» Material to process:
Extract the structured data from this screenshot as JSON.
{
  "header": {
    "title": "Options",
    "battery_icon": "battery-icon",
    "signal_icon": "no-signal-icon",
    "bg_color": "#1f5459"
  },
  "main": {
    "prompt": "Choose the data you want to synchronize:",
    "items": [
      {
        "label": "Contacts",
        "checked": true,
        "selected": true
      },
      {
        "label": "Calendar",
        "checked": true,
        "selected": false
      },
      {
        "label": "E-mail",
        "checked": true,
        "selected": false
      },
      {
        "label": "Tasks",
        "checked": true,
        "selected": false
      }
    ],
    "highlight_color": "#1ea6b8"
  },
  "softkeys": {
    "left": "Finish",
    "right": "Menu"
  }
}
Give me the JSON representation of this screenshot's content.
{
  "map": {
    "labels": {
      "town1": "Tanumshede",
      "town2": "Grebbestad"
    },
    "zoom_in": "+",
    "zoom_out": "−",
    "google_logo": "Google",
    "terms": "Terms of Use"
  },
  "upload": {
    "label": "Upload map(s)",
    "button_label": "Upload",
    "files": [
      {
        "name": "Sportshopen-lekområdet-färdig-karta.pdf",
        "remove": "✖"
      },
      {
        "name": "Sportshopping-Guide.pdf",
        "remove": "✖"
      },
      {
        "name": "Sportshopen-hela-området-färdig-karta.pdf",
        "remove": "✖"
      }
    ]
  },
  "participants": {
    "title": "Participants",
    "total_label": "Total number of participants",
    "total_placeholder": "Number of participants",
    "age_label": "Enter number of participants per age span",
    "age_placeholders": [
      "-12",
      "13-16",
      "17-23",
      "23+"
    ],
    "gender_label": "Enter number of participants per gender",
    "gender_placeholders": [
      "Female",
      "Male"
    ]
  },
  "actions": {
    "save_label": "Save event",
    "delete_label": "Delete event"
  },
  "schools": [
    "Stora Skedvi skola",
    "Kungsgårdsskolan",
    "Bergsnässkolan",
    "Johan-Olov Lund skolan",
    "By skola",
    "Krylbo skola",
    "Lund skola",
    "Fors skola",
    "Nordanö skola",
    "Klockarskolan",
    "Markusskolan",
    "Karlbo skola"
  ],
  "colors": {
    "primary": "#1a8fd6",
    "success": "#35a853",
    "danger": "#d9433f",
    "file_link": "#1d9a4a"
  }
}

» Given instruction: Go through the listing above and return every line where the word "Sportshopen" occurs.

» Answer to the exercise:
        "name": "Sportshopen-lekområdet-färdig-karta.pdf",
        "name": "Sportshopen-hela-området-färdig-karta.pdf",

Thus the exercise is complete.